__GIVEN REQUEST__:
Take the data below and repeat it exactly.

Begin EXERCISE MATERIALS

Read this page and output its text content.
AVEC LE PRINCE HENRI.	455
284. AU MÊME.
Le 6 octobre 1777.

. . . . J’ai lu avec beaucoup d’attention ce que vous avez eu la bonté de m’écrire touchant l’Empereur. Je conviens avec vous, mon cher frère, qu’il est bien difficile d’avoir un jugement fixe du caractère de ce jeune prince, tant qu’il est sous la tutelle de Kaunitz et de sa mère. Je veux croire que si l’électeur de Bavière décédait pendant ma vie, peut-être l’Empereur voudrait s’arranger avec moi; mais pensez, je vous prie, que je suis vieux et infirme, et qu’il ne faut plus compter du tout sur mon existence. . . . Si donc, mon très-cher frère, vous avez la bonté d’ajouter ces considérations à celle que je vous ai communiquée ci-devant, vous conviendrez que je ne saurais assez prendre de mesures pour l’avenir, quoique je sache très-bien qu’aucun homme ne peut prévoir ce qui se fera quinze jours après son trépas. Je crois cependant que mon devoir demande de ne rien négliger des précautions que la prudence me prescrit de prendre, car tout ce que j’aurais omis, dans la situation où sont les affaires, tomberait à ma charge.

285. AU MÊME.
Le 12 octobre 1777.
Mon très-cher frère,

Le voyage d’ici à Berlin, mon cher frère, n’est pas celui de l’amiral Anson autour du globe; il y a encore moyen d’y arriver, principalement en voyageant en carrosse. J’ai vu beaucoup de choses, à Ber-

End EXERCISE MATERIALS

__WRITTEN SOLUTION__:
Read this page and output its text content.
AVEC LE PRINCE HENRI.	455
284. AU MÊME.
Le 6 octobre 1777.

. . . . J’ai lu avec beaucoup d’attention ce que vous avez eu la bonté de m’écrire touchant l’Empereur. Je conviens avec vous, mon cher frère, qu’il est bien difficile d’avoir un jugement fixe du caractère de ce jeune prince, tant qu’il est sous la tutelle de Kaunitz et de sa mère. Je veux croire que si l’électeur de Bavière décédait pendant ma vie, peut-être l’Empereur voudrait s’arranger avec moi; mais pensez, je vous prie, que je suis vieux et infirme, et qu’il ne faut plus compter du tout sur mon existence. . . . Si donc, mon très-cher frère, vous avez la bonté d’ajouter ces considérations à celle que je vous ai communiquée ci-devant, vous conviendrez que je ne saurais assez prendre de mesures pour l’avenir, quoique je sache très-bien qu’aucun homme ne peut prévoir ce qui se fera quinze jours après son trépas. Je crois cependant que mon devoir demande de ne rien négliger des précautions que la prudence me prescrit de prendre, car tout ce que j’aurais omis, dans la situation où sont les affaires, tomberait à ma charge.

285. AU MÊME.
Le 12 octobre 1777.
Mon très-cher frère,

Le voyage d’ici à Berlin, mon cher frère, n’est pas celui de l’amiral Anson autour du globe; il y a encore moyen d’y arriver, principalement en voyageant en carrosse. J’ai vu beaucoup de choses, à Ber-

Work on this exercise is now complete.